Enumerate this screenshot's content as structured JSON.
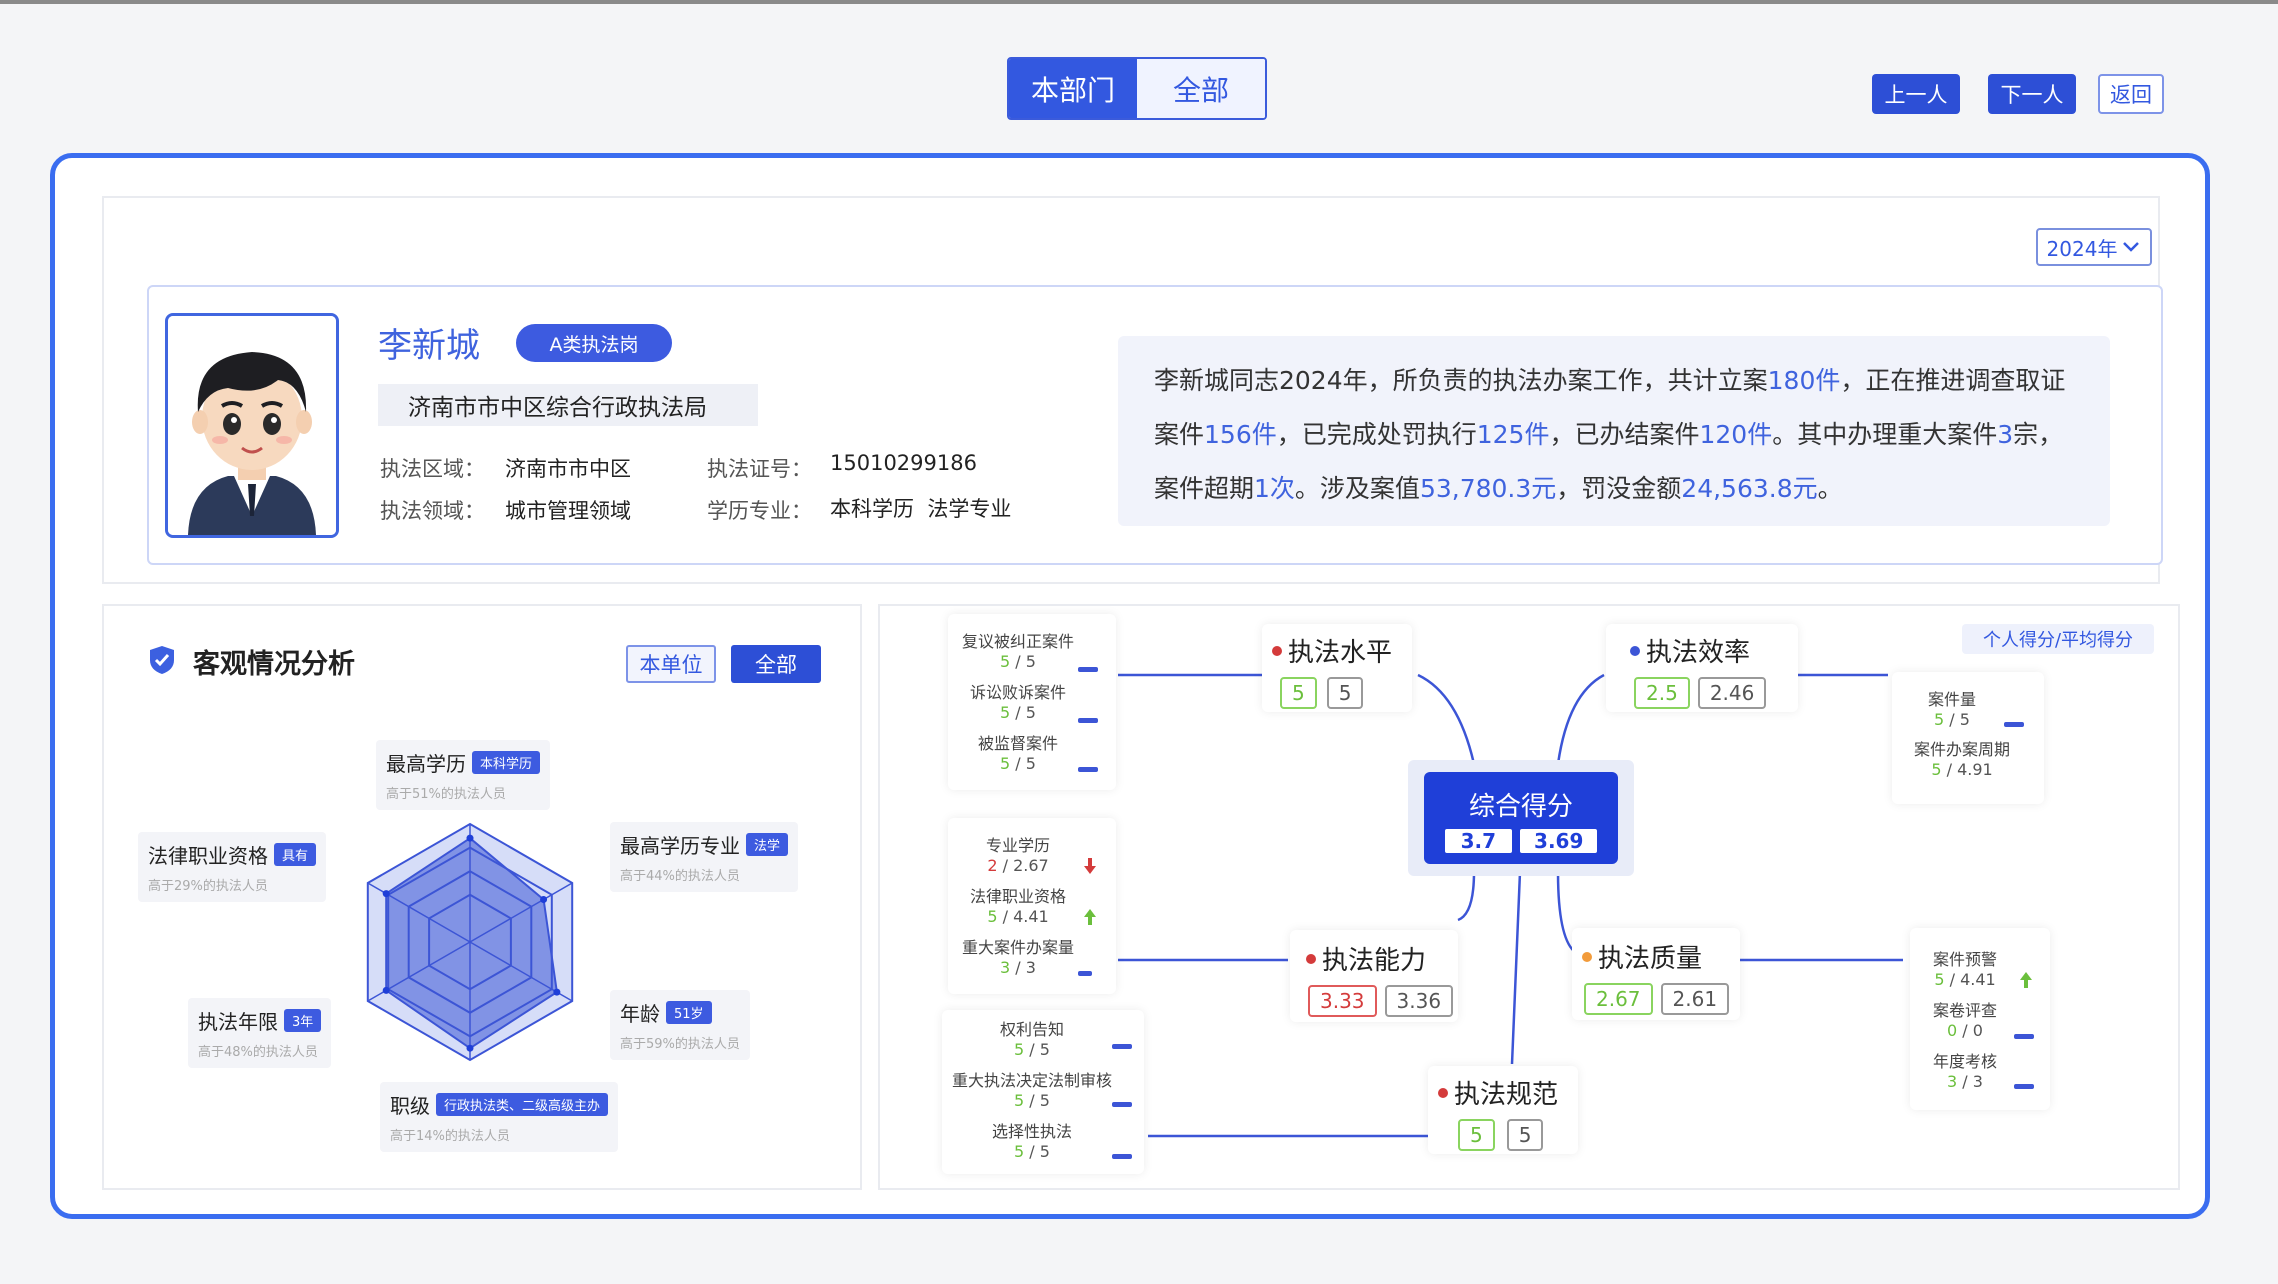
{
  "tabs": {
    "dept": "本部门",
    "all": "全部"
  },
  "nav": {
    "prev": "上一人",
    "next": "下一人",
    "back": "返回"
  },
  "year_select": "2024年",
  "profile": {
    "name": "李新城",
    "tag": "A类执法岗",
    "org": "济南市市中区综合行政执法局",
    "area_label": "执法区域：",
    "area_value": "济南市市中区",
    "cert_label": "执法证号：",
    "cert_value": "15010299186",
    "field_label": "执法领域：",
    "field_value": "城市管理领域",
    "edu_label": "学历专业：",
    "edu_value": "本科学历  法学专业"
  },
  "summary": {
    "t1": "李新城同志2024年，所负责的执法办案工作，共计立案",
    "v1": "180件",
    "t2": "，正在推进调查取证案件",
    "v2": "156件",
    "t3": "，已完成处罚执行",
    "v3": "125件",
    "t4": "，已办结案件",
    "v4": "120件",
    "t5": "。其中办理重大案件",
    "v5": "3",
    "t6": "宗，案件超期",
    "v6": "1次",
    "t7": "。涉及案值",
    "v7": "53,780.3元",
    "t8": "，罚没金额",
    "v8": "24,563.8元",
    "t9": "。"
  },
  "objective": {
    "title": "客观情况分析",
    "btn_unit": "本单位",
    "btn_all": "全部",
    "items": [
      {
        "label": "最高学历",
        "badge": "本科学历",
        "sub": "高于51%的执法人员"
      },
      {
        "label": "最高学历专业",
        "badge": "法学",
        "sub": "高于44%的执法人员"
      },
      {
        "label": "年龄",
        "badge": "51岁",
        "sub": "高于59%的执法人员"
      },
      {
        "label": "职级",
        "badge": "行政执法类、二级高级主办",
        "sub": "高于14%的执法人员"
      },
      {
        "label": "执法年限",
        "badge": "3年",
        "sub": "高于48%的执法人员"
      },
      {
        "label": "法律职业资格",
        "badge": "具有",
        "sub": "高于29%的执法人员"
      }
    ],
    "radar_values": [
      0.88,
      0.72,
      0.85,
      0.9,
      0.82,
      0.82
    ]
  },
  "mindmap": {
    "legend": "个人得分/平均得分",
    "center": {
      "title": "综合得分",
      "personal": "3.7",
      "average": "3.69"
    },
    "level": {
      "title": "执法水平",
      "personal": "5",
      "average": "5",
      "dot": "#d43b3b"
    },
    "efficiency": {
      "title": "执法效率",
      "personal": "2.5",
      "average": "2.46",
      "dot": "#3c55d6"
    },
    "ability": {
      "title": "执法能力",
      "personal": "3.33",
      "average": "3.36",
      "dot": "#d43b3b"
    },
    "quality": {
      "title": "执法质量",
      "personal": "2.67",
      "average": "2.61",
      "dot": "#f29b3a"
    },
    "norm": {
      "title": "执法规范",
      "personal": "5",
      "average": "5",
      "dot": "#d43b3b"
    },
    "level_items": [
      {
        "name": "复议被纠正案件",
        "p": "5",
        "a": "5"
      },
      {
        "name": "诉讼败诉案件",
        "p": "5",
        "a": "5"
      },
      {
        "name": "被监督案件",
        "p": "5",
        "a": "5"
      }
    ],
    "ability_items": [
      {
        "name": "专业学历",
        "p": "2",
        "a": "2.67"
      },
      {
        "name": "法律职业资格",
        "p": "5",
        "a": "4.41"
      },
      {
        "name": "重大案件办案量",
        "p": "3",
        "a": "3"
      }
    ],
    "norm_items": [
      {
        "name": "权利告知",
        "p": "5",
        "a": "5"
      },
      {
        "name": "重大执法决定法制审核",
        "p": "5",
        "a": "5"
      },
      {
        "name": "选择性执法",
        "p": "5",
        "a": "5"
      }
    ],
    "eff_items": [
      {
        "name": "案件量",
        "p": "5",
        "a": "5"
      },
      {
        "name": "案件办案周期",
        "p": "5",
        "a": "4.91"
      }
    ],
    "quality_items": [
      {
        "name": "案件预警",
        "p": "5",
        "a": "4.41"
      },
      {
        "name": "案卷评查",
        "p": "0",
        "a": "0"
      },
      {
        "name": "年度考核",
        "p": "3",
        "a": "3"
      }
    ],
    "sep": " / "
  }
}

┄┄┄┄┄┄┄┄┄┄

**Do this**
Go through the listing above and write it out again exactly, dropping the pictures.

**Response**
Enumerate this screenshot's content as structured JSON.
{
  "tabs": {
    "dept": "本部门",
    "all": "全部"
  },
  "nav": {
    "prev": "上一人",
    "next": "下一人",
    "back": "返回"
  },
  "year_select": "2024年",
  "profile": {
    "name": "李新城",
    "tag": "A类执法岗",
    "org": "济南市市中区综合行政执法局",
    "area_label": "执法区域：",
    "area_value": "济南市市中区",
    "cert_label": "执法证号：",
    "cert_value": "15010299186",
    "field_label": "执法领域：",
    "field_value": "城市管理领域",
    "edu_label": "学历专业：",
    "edu_value": "本科学历  法学专业"
  },
  "summary": {
    "t1": "李新城同志2024年，所负责的执法办案工作，共计立案",
    "v1": "180件",
    "t2": "，正在推进调查取证案件",
    "v2": "156件",
    "t3": "，已完成处罚执行",
    "v3": "125件",
    "t4": "，已办结案件",
    "v4": "120件",
    "t5": "。其中办理重大案件",
    "v5": "3",
    "t6": "宗，案件超期",
    "v6": "1次",
    "t7": "。涉及案值",
    "v7": "53,780.3元",
    "t8": "，罚没金额",
    "v8": "24,563.8元",
    "t9": "。"
  },
  "objective": {
    "title": "客观情况分析",
    "btn_unit": "本单位",
    "btn_all": "全部",
    "items": [
      {
        "label": "最高学历",
        "badge": "本科学历",
        "sub": "高于51%的执法人员"
      },
      {
        "label": "最高学历专业",
        "badge": "法学",
        "sub": "高于44%的执法人员"
      },
      {
        "label": "年龄",
        "badge": "51岁",
        "sub": "高于59%的执法人员"
      },
      {
        "label": "职级",
        "badge": "行政执法类、二级高级主办",
        "sub": "高于14%的执法人员"
      },
      {
        "label": "执法年限",
        "badge": "3年",
        "sub": "高于48%的执法人员"
      },
      {
        "label": "法律职业资格",
        "badge": "具有",
        "sub": "高于29%的执法人员"
      }
    ],
    "radar_values": [
      0.88,
      0.72,
      0.85,
      0.9,
      0.82,
      0.82
    ]
  },
  "mindmap": {
    "legend": "个人得分/平均得分",
    "center": {
      "title": "综合得分",
      "personal": "3.7",
      "average": "3.69"
    },
    "level": {
      "title": "执法水平",
      "personal": "5",
      "average": "5",
      "dot": "#d43b3b"
    },
    "efficiency": {
      "title": "执法效率",
      "personal": "2.5",
      "average": "2.46",
      "dot": "#3c55d6"
    },
    "ability": {
      "title": "执法能力",
      "personal": "3.33",
      "average": "3.36",
      "dot": "#d43b3b"
    },
    "quality": {
      "title": "执法质量",
      "personal": "2.67",
      "average": "2.61",
      "dot": "#f29b3a"
    },
    "norm": {
      "title": "执法规范",
      "personal": "5",
      "average": "5",
      "dot": "#d43b3b"
    },
    "level_items": [
      {
        "name": "复议被纠正案件",
        "p": "5",
        "a": "5"
      },
      {
        "name": "诉讼败诉案件",
        "p": "5",
        "a": "5"
      },
      {
        "name": "被监督案件",
        "p": "5",
        "a": "5"
      }
    ],
    "ability_items": [
      {
        "name": "专业学历",
        "p": "2",
        "a": "2.67"
      },
      {
        "name": "法律职业资格",
        "p": "5",
        "a": "4.41"
      },
      {
        "name": "重大案件办案量",
        "p": "3",
        "a": "3"
      }
    ],
    "norm_items": [
      {
        "name": "权利告知",
        "p": "5",
        "a": "5"
      },
      {
        "name": "重大执法决定法制审核",
        "p": "5",
        "a": "5"
      },
      {
        "name": "选择性执法",
        "p": "5",
        "a": "5"
      }
    ],
    "eff_items": [
      {
        "name": "案件量",
        "p": "5",
        "a": "5"
      },
      {
        "name": "案件办案周期",
        "p": "5",
        "a": "4.91"
      }
    ],
    "quality_items": [
      {
        "name": "案件预警",
        "p": "5",
        "a": "4.41"
      },
      {
        "name": "案卷评查",
        "p": "0",
        "a": "0"
      },
      {
        "name": "年度考核",
        "p": "3",
        "a": "3"
      }
    ],
    "sep": " / "
  }
}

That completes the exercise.